What you have to do: Set down every entry again word for word, please, but skip the pictures.

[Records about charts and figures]
***

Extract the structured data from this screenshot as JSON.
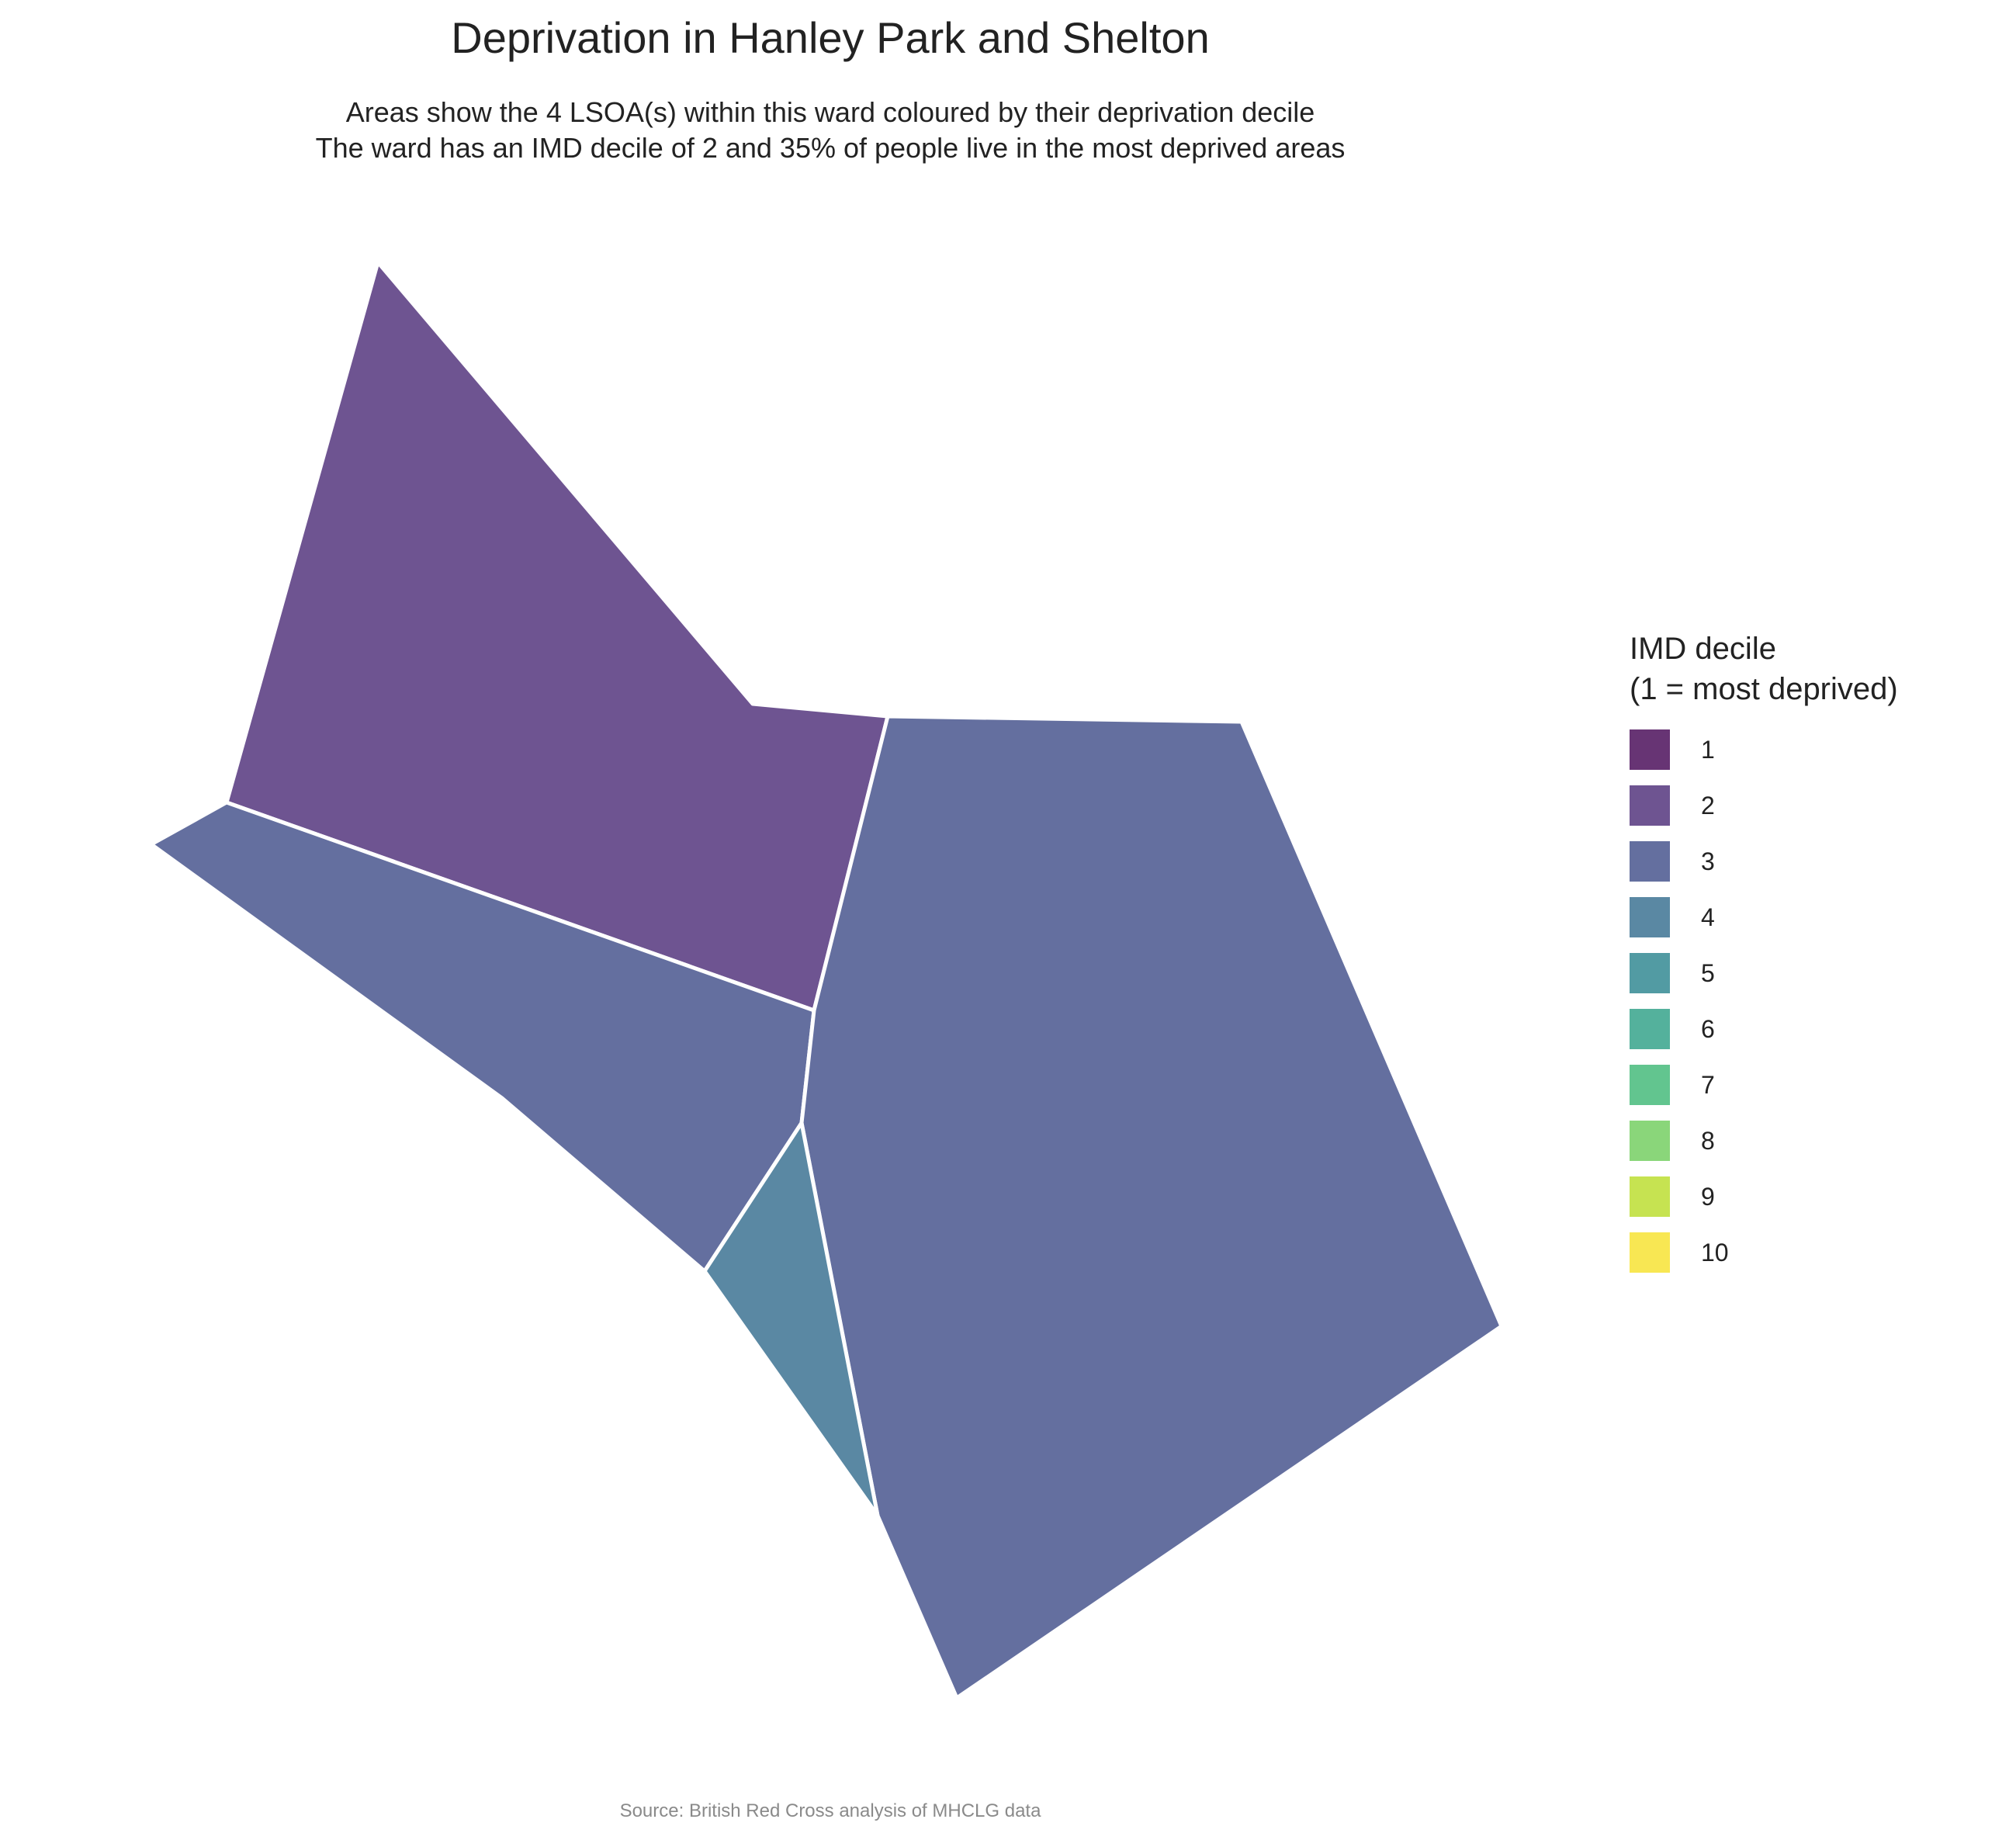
{
  "title": "Deprivation in Hanley Park and Shelton",
  "subtitle_line1": "Areas show the 4 LSOA(s) within this ward coloured by their deprivation decile",
  "subtitle_line2": "The ward has an IMD decile of 2 and 35% of people live in the most deprived areas",
  "legend": {
    "title_line1": "IMD decile",
    "title_line2": "(1 = most deprived)",
    "items": [
      {
        "label": "1",
        "color": "#673474"
      },
      {
        "label": "2",
        "color": "#6e5491"
      },
      {
        "label": "3",
        "color": "#646f9f"
      },
      {
        "label": "4",
        "color": "#5a88a3"
      },
      {
        "label": "5",
        "color": "#529ba3"
      },
      {
        "label": "6",
        "color": "#54b19c"
      },
      {
        "label": "7",
        "color": "#62c58f"
      },
      {
        "label": "8",
        "color": "#8ad67a"
      },
      {
        "label": "9",
        "color": "#c6e351"
      },
      {
        "label": "10",
        "color": "#f8e753"
      }
    ]
  },
  "areas": [
    {
      "name": "north-west LSOA",
      "decile": 2,
      "color": "#6e5491"
    },
    {
      "name": "west LSOA",
      "decile": 3,
      "color": "#646f9f"
    },
    {
      "name": "east LSOA",
      "decile": 3,
      "color": "#646f9f"
    },
    {
      "name": "south LSOA",
      "decile": 4,
      "color": "#5a88a3"
    }
  ],
  "border_color": "#ffffff",
  "caption": "Source: British Red Cross analysis of MHCLG data"
}
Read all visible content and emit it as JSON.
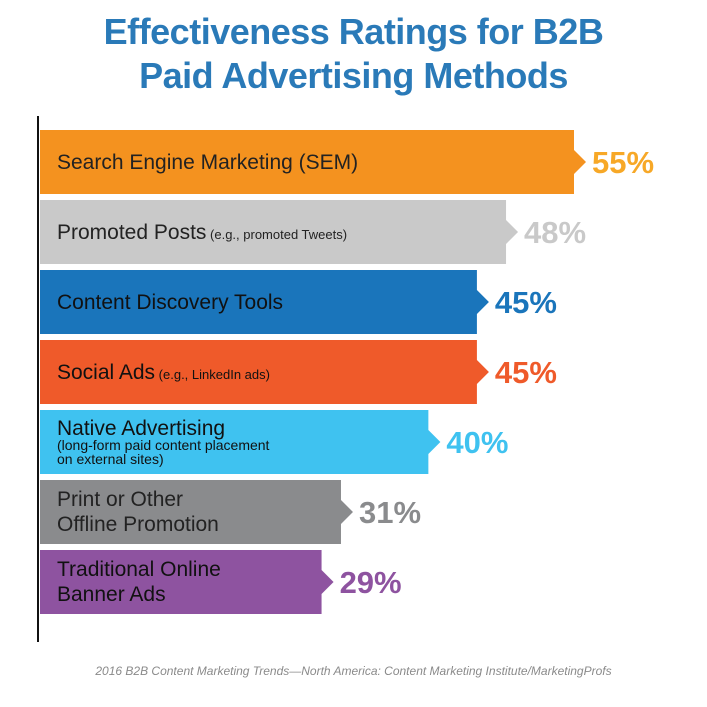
{
  "title_line1": "Effectiveness Ratings for B2B",
  "title_line2": "Paid Advertising Methods",
  "source": "2016 B2B Content Marketing Trends—North America: Content Marketing Institute/MarketingProfs",
  "chart_data": {
    "type": "bar",
    "orientation": "horizontal",
    "title": "Effectiveness Ratings for B2B Paid Advertising Methods",
    "categories": [
      "Search Engine Marketing (SEM)",
      "Promoted Posts (e.g., promoted Tweets)",
      "Content Discovery Tools",
      "Social Ads (e.g., LinkedIn ads)",
      "Native Advertising (long-form paid content placement on external sites)",
      "Print or Other Offline Promotion",
      "Traditional Online Banner Ads"
    ],
    "values": [
      55,
      48,
      45,
      45,
      40,
      31,
      29
    ],
    "value_labels": [
      "55%",
      "48%",
      "45%",
      "45%",
      "40%",
      "31%",
      "29%"
    ],
    "category_lines": [
      [
        {
          "text": "Search Engine Marketing (SEM)",
          "size": "main"
        }
      ],
      [
        {
          "text": "Promoted Posts",
          "size": "main"
        },
        {
          "text": " (e.g., promoted Tweets)",
          "size": "small"
        }
      ],
      [
        {
          "text": "Content Discovery Tools",
          "size": "main"
        }
      ],
      [
        {
          "text": "Social Ads",
          "size": "main"
        },
        {
          "text": " (e.g., LinkedIn ads)",
          "size": "small"
        }
      ],
      [
        {
          "text": "Native Advertising",
          "size": "main"
        }
      ],
      [
        {
          "text": "Print or Other",
          "size": "main"
        }
      ],
      [
        {
          "text": "Traditional Online",
          "size": "main"
        }
      ]
    ],
    "category_sublines": [
      [],
      [],
      [],
      [],
      [
        {
          "text": "(long-form paid content placement",
          "size": "sub"
        },
        {
          "text": "on external sites)",
          "size": "sub"
        }
      ],
      [
        {
          "text": "Offline Promotion",
          "size": "main"
        }
      ],
      [
        {
          "text": "Banner Ads",
          "size": "main"
        }
      ]
    ],
    "colors": [
      "#f4921f",
      "#c9c9c9",
      "#1a75bb",
      "#ef5a2a",
      "#3fc2f0",
      "#8a8b8d",
      "#8e53a0"
    ],
    "label_colors": [
      "#f7a827",
      "#c9c9c9",
      "#1a75bb",
      "#ef5a2a",
      "#3fc2f0",
      "#8a8b8d",
      "#8e53a0"
    ],
    "text_colors": [
      "#222222",
      "#222222",
      "#111111",
      "#111111",
      "#111111",
      "#222222",
      "#111111"
    ],
    "xlim": [
      0,
      55
    ],
    "grid": false,
    "legend": "none"
  }
}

***

The result:
Extract the structured data from this screenshot as JSON.
{
  "title": "Deprivation in Hanley Park and Shelton",
  "subtitle_line1": "Areas show the 4 LSOA(s) within this ward coloured by their deprivation decile",
  "subtitle_line2": "The ward has an IMD decile of 2 and 35% of people live in the most deprived areas",
  "legend": {
    "title_line1": "IMD decile",
    "title_line2": "(1 = most deprived)",
    "items": [
      {
        "label": "1",
        "color": "#673474"
      },
      {
        "label": "2",
        "color": "#6e5491"
      },
      {
        "label": "3",
        "color": "#646f9f"
      },
      {
        "label": "4",
        "color": "#5a88a3"
      },
      {
        "label": "5",
        "color": "#529ba3"
      },
      {
        "label": "6",
        "color": "#54b19c"
      },
      {
        "label": "7",
        "color": "#62c58f"
      },
      {
        "label": "8",
        "color": "#8ad67a"
      },
      {
        "label": "9",
        "color": "#c6e351"
      },
      {
        "label": "10",
        "color": "#f8e753"
      }
    ]
  },
  "areas": [
    {
      "name": "north-west LSOA",
      "decile": 2,
      "color": "#6e5491"
    },
    {
      "name": "west LSOA",
      "decile": 3,
      "color": "#646f9f"
    },
    {
      "name": "east LSOA",
      "decile": 3,
      "color": "#646f9f"
    },
    {
      "name": "south LSOA",
      "decile": 4,
      "color": "#5a88a3"
    }
  ],
  "border_color": "#ffffff",
  "caption": "Source: British Red Cross analysis of MHCLG data"
}
Read all visible content and emit it as JSON.
{
  "title_line1": "Effectiveness Ratings for B2B",
  "title_line2": "Paid Advertising Methods",
  "source": "2016 B2B Content Marketing Trends—North America: Content Marketing Institute/MarketingProfs",
  "chart_data": {
    "type": "bar",
    "orientation": "horizontal",
    "title": "Effectiveness Ratings for B2B Paid Advertising Methods",
    "categories": [
      "Search Engine Marketing (SEM)",
      "Promoted Posts (e.g., promoted Tweets)",
      "Content Discovery Tools",
      "Social Ads (e.g., LinkedIn ads)",
      "Native Advertising (long-form paid content placement on external sites)",
      "Print or Other Offline Promotion",
      "Traditional Online Banner Ads"
    ],
    "values": [
      55,
      48,
      45,
      45,
      40,
      31,
      29
    ],
    "value_labels": [
      "55%",
      "48%",
      "45%",
      "45%",
      "40%",
      "31%",
      "29%"
    ],
    "category_lines": [
      [
        {
          "text": "Search Engine Marketing (SEM)",
          "size": "main"
        }
      ],
      [
        {
          "text": "Promoted Posts",
          "size": "main"
        },
        {
          "text": " (e.g., promoted Tweets)",
          "size": "small"
        }
      ],
      [
        {
          "text": "Content Discovery Tools",
          "size": "main"
        }
      ],
      [
        {
          "text": "Social Ads",
          "size": "main"
        },
        {
          "text": " (e.g., LinkedIn ads)",
          "size": "small"
        }
      ],
      [
        {
          "text": "Native Advertising",
          "size": "main"
        }
      ],
      [
        {
          "text": "Print or Other",
          "size": "main"
        }
      ],
      [
        {
          "text": "Traditional Online",
          "size": "main"
        }
      ]
    ],
    "category_sublines": [
      [],
      [],
      [],
      [],
      [
        {
          "text": "(long-form paid content placement",
          "size": "sub"
        },
        {
          "text": "on external sites)",
          "size": "sub"
        }
      ],
      [
        {
          "text": "Offline Promotion",
          "size": "main"
        }
      ],
      [
        {
          "text": "Banner Ads",
          "size": "main"
        }
      ]
    ],
    "colors": [
      "#f4921f",
      "#c9c9c9",
      "#1a75bb",
      "#ef5a2a",
      "#3fc2f0",
      "#8a8b8d",
      "#8e53a0"
    ],
    "label_colors": [
      "#f7a827",
      "#c9c9c9",
      "#1a75bb",
      "#ef5a2a",
      "#3fc2f0",
      "#8a8b8d",
      "#8e53a0"
    ],
    "text_colors": [
      "#222222",
      "#222222",
      "#111111",
      "#111111",
      "#111111",
      "#222222",
      "#111111"
    ],
    "xlim": [
      0,
      55
    ],
    "grid": false,
    "legend": "none"
  }
}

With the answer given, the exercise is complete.